Extracted records:
•••

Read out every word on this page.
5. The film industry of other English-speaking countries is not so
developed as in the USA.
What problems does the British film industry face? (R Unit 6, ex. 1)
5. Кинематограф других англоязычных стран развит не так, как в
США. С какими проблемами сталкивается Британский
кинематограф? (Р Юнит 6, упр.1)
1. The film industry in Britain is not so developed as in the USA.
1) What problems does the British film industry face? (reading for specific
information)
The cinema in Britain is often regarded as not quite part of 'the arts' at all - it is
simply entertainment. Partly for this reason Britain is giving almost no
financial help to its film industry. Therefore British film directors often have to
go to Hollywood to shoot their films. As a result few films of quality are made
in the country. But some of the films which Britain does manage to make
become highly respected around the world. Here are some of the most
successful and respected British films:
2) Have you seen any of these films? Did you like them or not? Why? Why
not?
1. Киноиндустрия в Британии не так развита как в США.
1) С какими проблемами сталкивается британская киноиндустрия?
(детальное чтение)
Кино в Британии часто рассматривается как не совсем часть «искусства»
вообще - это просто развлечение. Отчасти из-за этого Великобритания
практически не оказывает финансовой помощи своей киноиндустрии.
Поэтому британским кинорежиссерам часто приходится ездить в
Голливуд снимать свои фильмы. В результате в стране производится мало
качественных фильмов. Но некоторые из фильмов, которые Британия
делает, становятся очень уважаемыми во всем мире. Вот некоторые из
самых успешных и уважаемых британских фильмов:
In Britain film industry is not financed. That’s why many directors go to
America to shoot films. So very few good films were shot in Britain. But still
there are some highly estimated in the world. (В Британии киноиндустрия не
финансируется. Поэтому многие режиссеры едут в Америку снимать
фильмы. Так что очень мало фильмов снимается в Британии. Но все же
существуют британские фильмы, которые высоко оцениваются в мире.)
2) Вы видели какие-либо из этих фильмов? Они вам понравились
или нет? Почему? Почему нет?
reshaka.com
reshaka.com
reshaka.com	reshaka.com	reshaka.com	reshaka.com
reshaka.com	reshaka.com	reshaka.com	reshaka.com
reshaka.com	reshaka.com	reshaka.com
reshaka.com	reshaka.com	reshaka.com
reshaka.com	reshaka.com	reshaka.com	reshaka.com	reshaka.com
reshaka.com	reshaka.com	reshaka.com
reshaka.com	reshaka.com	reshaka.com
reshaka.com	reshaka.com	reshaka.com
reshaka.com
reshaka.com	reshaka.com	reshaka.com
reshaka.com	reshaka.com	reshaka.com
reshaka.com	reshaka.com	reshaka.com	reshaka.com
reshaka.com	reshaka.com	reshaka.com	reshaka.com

•••

> [YOUR TASK]:
Output the lines above verbatim and in full.

> [RESPONSE FOR THIS EXERCISE]:
Read out every word on this page.
5. The film industry of other English-speaking countries is not so
developed as in the USA.
What problems does the British film industry face? (R Unit 6, ex. 1)
5. Кинематограф других англоязычных стран развит не так, как в
США. С какими проблемами сталкивается Британский
кинематограф? (Р Юнит 6, упр.1)
1. The film industry in Britain is not so developed as in the USA.
1) What problems does the British film industry face? (reading for specific
information)
The cinema in Britain is often regarded as not quite part of 'the arts' at all - it is
simply entertainment. Partly for this reason Britain is giving almost no
financial help to its film industry. Therefore British film directors often have to
go to Hollywood to shoot their films. As a result few films of quality are made
in the country. But some of the films which Britain does manage to make
become highly respected around the world. Here are some of the most
successful and respected British films:
2) Have you seen any of these films? Did you like them or not? Why? Why
not?
1. Киноиндустрия в Британии не так развита как в США.
1) С какими проблемами сталкивается британская киноиндустрия?
(детальное чтение)
Кино в Британии часто рассматривается как не совсем часть «искусства»
вообще - это просто развлечение. Отчасти из-за этого Великобритания
практически не оказывает финансовой помощи своей киноиндустрии.
Поэтому британским кинорежиссерам часто приходится ездить в
Голливуд снимать свои фильмы. В результате в стране производится мало
качественных фильмов. Но некоторые из фильмов, которые Британия
делает, становятся очень уважаемыми во всем мире. Вот некоторые из
самых успешных и уважаемых британских фильмов:
In Britain film industry is not financed. That’s why many directors go to
America to shoot films. So very few good films were shot in Britain. But still
there are some highly estimated in the world. (В Британии киноиндустрия не
финансируется. Поэтому многие режиссеры едут в Америку снимать
фильмы. Так что очень мало фильмов снимается в Британии. Но все же
существуют британские фильмы, которые высоко оцениваются в мире.)
2) Вы видели какие-либо из этих фильмов? Они вам понравились
или нет? Почему? Почему нет?
reshaka.com
reshaka.com
reshaka.com	reshaka.com	reshaka.com	reshaka.com
reshaka.com	reshaka.com	reshaka.com	reshaka.com
reshaka.com	reshaka.com	reshaka.com
reshaka.com	reshaka.com	reshaka.com
reshaka.com	reshaka.com	reshaka.com	reshaka.com	reshaka.com
reshaka.com	reshaka.com	reshaka.com
reshaka.com	reshaka.com	reshaka.com
reshaka.com	reshaka.com	reshaka.com
reshaka.com
reshaka.com	reshaka.com	reshaka.com
reshaka.com	reshaka.com	reshaka.com
reshaka.com	reshaka.com	reshaka.com	reshaka.com
reshaka.com	reshaka.com	reshaka.com	reshaka.com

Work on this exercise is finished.